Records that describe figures

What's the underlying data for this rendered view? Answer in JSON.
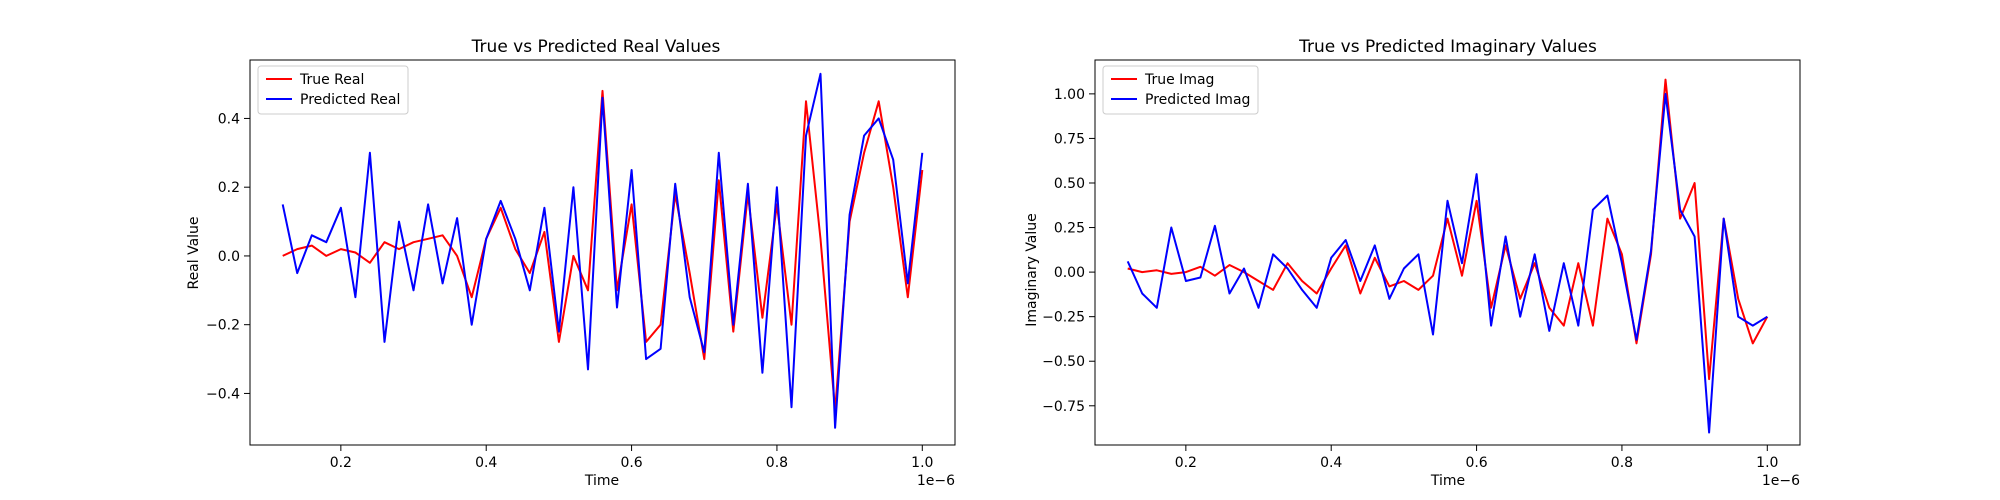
{
  "chart_data": [
    {
      "type": "line",
      "title": "True vs Predicted Real Values",
      "xlabel": "Time",
      "ylabel": "Real Value",
      "x_offset_label": "1e−6",
      "xlim": [
        0.075,
        1.045
      ],
      "ylim": [
        -0.55,
        0.57
      ],
      "xticks": [
        0.2,
        0.4,
        0.6,
        0.8,
        1.0
      ],
      "xtick_labels": [
        "0.2",
        "0.4",
        "0.6",
        "0.8",
        "1.0"
      ],
      "yticks": [
        -0.4,
        -0.2,
        0.0,
        0.2,
        0.4
      ],
      "ytick_labels": [
        "−0.4",
        "−0.2",
        "0.0",
        "0.2",
        "0.4"
      ],
      "grid": false,
      "legend_position": "top-left",
      "x": [
        0.12,
        0.14,
        0.16,
        0.18,
        0.2,
        0.22,
        0.24,
        0.26,
        0.28,
        0.3,
        0.32,
        0.34,
        0.36,
        0.38,
        0.4,
        0.42,
        0.44,
        0.46,
        0.48,
        0.5,
        0.52,
        0.54,
        0.56,
        0.58,
        0.6,
        0.62,
        0.64,
        0.66,
        0.68,
        0.7,
        0.72,
        0.74,
        0.76,
        0.78,
        0.8,
        0.82,
        0.84,
        0.86,
        0.88,
        0.9,
        0.92,
        0.94,
        0.96,
        0.98,
        1.0
      ],
      "series": [
        {
          "name": "True Real",
          "color": "#ff0000",
          "values": [
            0.0,
            0.02,
            0.03,
            0.0,
            0.02,
            0.01,
            -0.02,
            0.04,
            0.02,
            0.04,
            0.05,
            0.06,
            0.0,
            -0.12,
            0.05,
            0.14,
            0.02,
            -0.05,
            0.07,
            -0.25,
            0.0,
            -0.1,
            0.48,
            -0.1,
            0.15,
            -0.25,
            -0.2,
            0.18,
            -0.05,
            -0.3,
            0.22,
            -0.22,
            0.18,
            -0.18,
            0.15,
            -0.2,
            0.45,
            0.05,
            -0.45,
            0.1,
            0.3,
            0.45,
            0.2,
            -0.12,
            0.25
          ]
        },
        {
          "name": "Predicted Real",
          "color": "#0000ff",
          "values": [
            0.15,
            -0.05,
            0.06,
            0.04,
            0.14,
            -0.12,
            0.3,
            -0.25,
            0.1,
            -0.1,
            0.15,
            -0.08,
            0.11,
            -0.2,
            0.05,
            0.16,
            0.05,
            -0.1,
            0.14,
            -0.22,
            0.2,
            -0.33,
            0.46,
            -0.15,
            0.25,
            -0.3,
            -0.27,
            0.21,
            -0.12,
            -0.28,
            0.3,
            -0.2,
            0.21,
            -0.34,
            0.2,
            -0.44,
            0.35,
            0.53,
            -0.5,
            0.12,
            0.35,
            0.4,
            0.28,
            -0.08,
            0.3
          ]
        }
      ]
    },
    {
      "type": "line",
      "title": "True vs Predicted Imaginary Values",
      "xlabel": "Time",
      "ylabel": "Imaginary Value",
      "x_offset_label": "1e−6",
      "xlim": [
        0.075,
        1.045
      ],
      "ylim": [
        -0.97,
        1.19
      ],
      "xticks": [
        0.2,
        0.4,
        0.6,
        0.8,
        1.0
      ],
      "xtick_labels": [
        "0.2",
        "0.4",
        "0.6",
        "0.8",
        "1.0"
      ],
      "yticks": [
        -0.75,
        -0.5,
        -0.25,
        0.0,
        0.25,
        0.5,
        0.75,
        1.0
      ],
      "ytick_labels": [
        "−0.75",
        "−0.50",
        "−0.25",
        "0.00",
        "0.25",
        "0.50",
        "0.75",
        "1.00"
      ],
      "grid": false,
      "legend_position": "top-left",
      "x": [
        0.12,
        0.14,
        0.16,
        0.18,
        0.2,
        0.22,
        0.24,
        0.26,
        0.28,
        0.3,
        0.32,
        0.34,
        0.36,
        0.38,
        0.4,
        0.42,
        0.44,
        0.46,
        0.48,
        0.5,
        0.52,
        0.54,
        0.56,
        0.58,
        0.6,
        0.62,
        0.64,
        0.66,
        0.68,
        0.7,
        0.72,
        0.74,
        0.76,
        0.78,
        0.8,
        0.82,
        0.84,
        0.86,
        0.88,
        0.9,
        0.92,
        0.94,
        0.96,
        0.98,
        1.0
      ],
      "series": [
        {
          "name": "True Imag",
          "color": "#ff0000",
          "values": [
            0.02,
            0.0,
            0.01,
            -0.01,
            0.0,
            0.03,
            -0.02,
            0.04,
            0.0,
            -0.05,
            -0.1,
            0.05,
            -0.05,
            -0.12,
            0.02,
            0.15,
            -0.12,
            0.08,
            -0.08,
            -0.05,
            -0.1,
            -0.02,
            0.3,
            -0.02,
            0.4,
            -0.2,
            0.15,
            -0.15,
            0.05,
            -0.2,
            -0.3,
            0.05,
            -0.3,
            0.3,
            0.1,
            -0.4,
            0.1,
            1.08,
            0.3,
            0.5,
            -0.6,
            0.3,
            -0.15,
            -0.4,
            -0.25
          ]
        },
        {
          "name": "Predicted Imag",
          "color": "#0000ff",
          "values": [
            0.06,
            -0.12,
            -0.2,
            0.25,
            -0.05,
            -0.03,
            0.26,
            -0.12,
            0.02,
            -0.2,
            0.1,
            0.02,
            -0.1,
            -0.2,
            0.08,
            0.18,
            -0.05,
            0.15,
            -0.15,
            0.02,
            0.1,
            -0.35,
            0.4,
            0.05,
            0.55,
            -0.3,
            0.2,
            -0.25,
            0.1,
            -0.33,
            0.05,
            -0.3,
            0.35,
            0.43,
            0.05,
            -0.38,
            0.12,
            1.0,
            0.35,
            0.2,
            -0.9,
            0.3,
            -0.25,
            -0.3,
            -0.25
          ]
        }
      ]
    }
  ]
}
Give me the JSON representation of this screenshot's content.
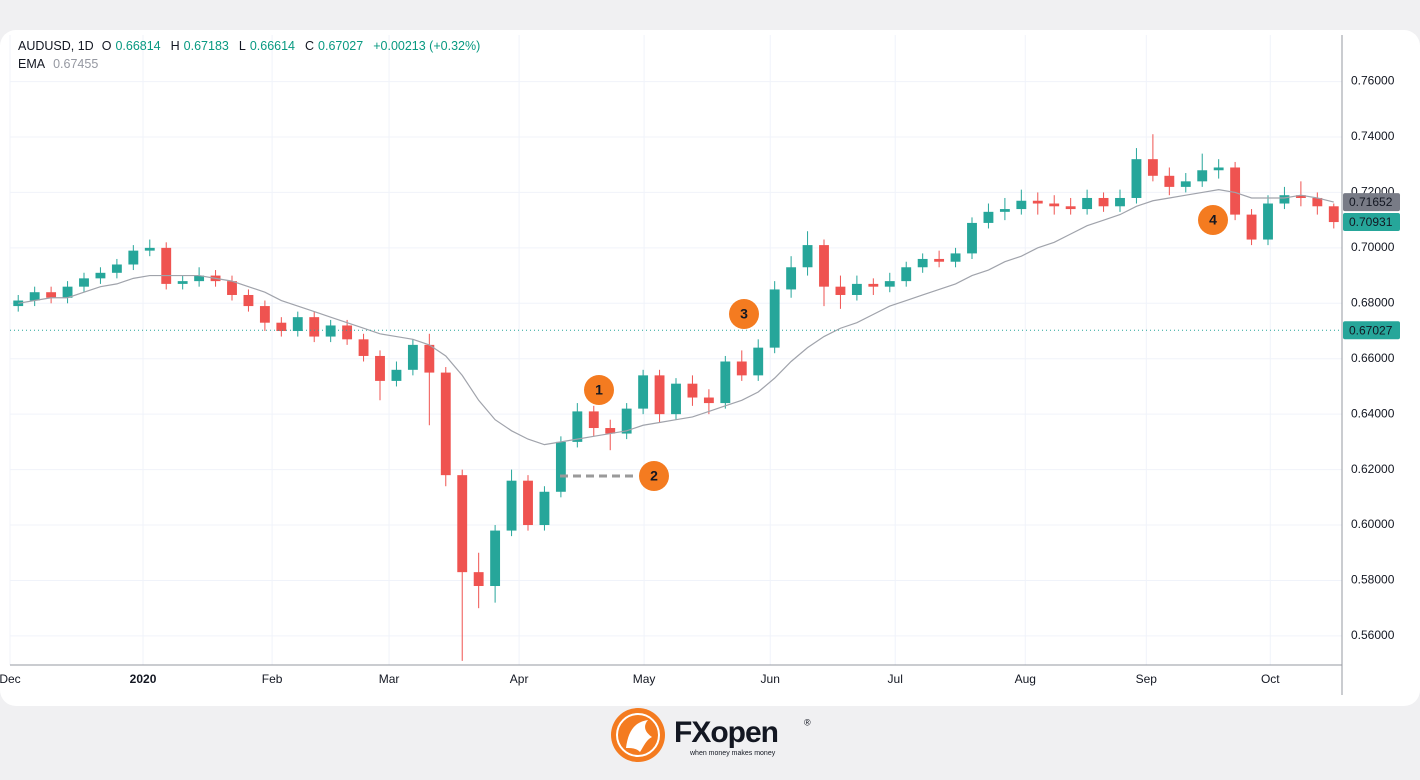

* What this task involves: Restate the listing above word for word, and skip the pictures.

* The output:
What's the underlying data for this rendered view? Answer in JSON.
{
  "chart_data": [
    {
      "type": "line",
      "title": "True vs Predicted Real Values",
      "xlabel": "Time",
      "ylabel": "Real Value",
      "x_offset_label": "1e−6",
      "xlim": [
        0.075,
        1.045
      ],
      "ylim": [
        -0.55,
        0.57
      ],
      "xticks": [
        0.2,
        0.4,
        0.6,
        0.8,
        1.0
      ],
      "xtick_labels": [
        "0.2",
        "0.4",
        "0.6",
        "0.8",
        "1.0"
      ],
      "yticks": [
        -0.4,
        -0.2,
        0.0,
        0.2,
        0.4
      ],
      "ytick_labels": [
        "−0.4",
        "−0.2",
        "0.0",
        "0.2",
        "0.4"
      ],
      "grid": false,
      "legend_position": "top-left",
      "x": [
        0.12,
        0.14,
        0.16,
        0.18,
        0.2,
        0.22,
        0.24,
        0.26,
        0.28,
        0.3,
        0.32,
        0.34,
        0.36,
        0.38,
        0.4,
        0.42,
        0.44,
        0.46,
        0.48,
        0.5,
        0.52,
        0.54,
        0.56,
        0.58,
        0.6,
        0.62,
        0.64,
        0.66,
        0.68,
        0.7,
        0.72,
        0.74,
        0.76,
        0.78,
        0.8,
        0.82,
        0.84,
        0.86,
        0.88,
        0.9,
        0.92,
        0.94,
        0.96,
        0.98,
        1.0
      ],
      "series": [
        {
          "name": "True Real",
          "color": "#ff0000",
          "values": [
            0.0,
            0.02,
            0.03,
            0.0,
            0.02,
            0.01,
            -0.02,
            0.04,
            0.02,
            0.04,
            0.05,
            0.06,
            0.0,
            -0.12,
            0.05,
            0.14,
            0.02,
            -0.05,
            0.07,
            -0.25,
            0.0,
            -0.1,
            0.48,
            -0.1,
            0.15,
            -0.25,
            -0.2,
            0.18,
            -0.05,
            -0.3,
            0.22,
            -0.22,
            0.18,
            -0.18,
            0.15,
            -0.2,
            0.45,
            0.05,
            -0.45,
            0.1,
            0.3,
            0.45,
            0.2,
            -0.12,
            0.25
          ]
        },
        {
          "name": "Predicted Real",
          "color": "#0000ff",
          "values": [
            0.15,
            -0.05,
            0.06,
            0.04,
            0.14,
            -0.12,
            0.3,
            -0.25,
            0.1,
            -0.1,
            0.15,
            -0.08,
            0.11,
            -0.2,
            0.05,
            0.16,
            0.05,
            -0.1,
            0.14,
            -0.22,
            0.2,
            -0.33,
            0.46,
            -0.15,
            0.25,
            -0.3,
            -0.27,
            0.21,
            -0.12,
            -0.28,
            0.3,
            -0.2,
            0.21,
            -0.34,
            0.2,
            -0.44,
            0.35,
            0.53,
            -0.5,
            0.12,
            0.35,
            0.4,
            0.28,
            -0.08,
            0.3
          ]
        }
      ]
    },
    {
      "type": "line",
      "title": "True vs Predicted Imaginary Values",
      "xlabel": "Time",
      "ylabel": "Imaginary Value",
      "x_offset_label": "1e−6",
      "xlim": [
        0.075,
        1.045
      ],
      "ylim": [
        -0.97,
        1.19
      ],
      "xticks": [
        0.2,
        0.4,
        0.6,
        0.8,
        1.0
      ],
      "xtick_labels": [
        "0.2",
        "0.4",
        "0.6",
        "0.8",
        "1.0"
      ],
      "yticks": [
        -0.75,
        -0.5,
        -0.25,
        0.0,
        0.25,
        0.5,
        0.75,
        1.0
      ],
      "ytick_labels": [
        "−0.75",
        "−0.50",
        "−0.25",
        "0.00",
        "0.25",
        "0.50",
        "0.75",
        "1.00"
      ],
      "grid": false,
      "legend_position": "top-left",
      "x": [
        0.12,
        0.14,
        0.16,
        0.18,
        0.2,
        0.22,
        0.24,
        0.26,
        0.28,
        0.3,
        0.32,
        0.34,
        0.36,
        0.38,
        0.4,
        0.42,
        0.44,
        0.46,
        0.48,
        0.5,
        0.52,
        0.54,
        0.56,
        0.58,
        0.6,
        0.62,
        0.64,
        0.66,
        0.68,
        0.7,
        0.72,
        0.74,
        0.76,
        0.78,
        0.8,
        0.82,
        0.84,
        0.86,
        0.88,
        0.9,
        0.92,
        0.94,
        0.96,
        0.98,
        1.0
      ],
      "series": [
        {
          "name": "True Imag",
          "color": "#ff0000",
          "values": [
            0.02,
            0.0,
            0.01,
            -0.01,
            0.0,
            0.03,
            -0.02,
            0.04,
            0.0,
            -0.05,
            -0.1,
            0.05,
            -0.05,
            -0.12,
            0.02,
            0.15,
            -0.12,
            0.08,
            -0.08,
            -0.05,
            -0.1,
            -0.02,
            0.3,
            -0.02,
            0.4,
            -0.2,
            0.15,
            -0.15,
            0.05,
            -0.2,
            -0.3,
            0.05,
            -0.3,
            0.3,
            0.1,
            -0.4,
            0.1,
            1.08,
            0.3,
            0.5,
            -0.6,
            0.3,
            -0.15,
            -0.4,
            -0.25
          ]
        },
        {
          "name": "Predicted Imag",
          "color": "#0000ff",
          "values": [
            0.06,
            -0.12,
            -0.2,
            0.25,
            -0.05,
            -0.03,
            0.26,
            -0.12,
            0.02,
            -0.2,
            0.1,
            0.02,
            -0.1,
            -0.2,
            0.08,
            0.18,
            -0.05,
            0.15,
            -0.15,
            0.02,
            0.1,
            -0.35,
            0.4,
            0.05,
            0.55,
            -0.3,
            0.2,
            -0.25,
            0.1,
            -0.33,
            0.05,
            -0.3,
            0.35,
            0.43,
            0.05,
            -0.38,
            0.12,
            1.0,
            0.35,
            0.2,
            -0.9,
            0.3,
            -0.25,
            -0.3,
            -0.25
          ]
        }
      ]
    }
  ]
}
Give me the JSON representation of this screenshot's content.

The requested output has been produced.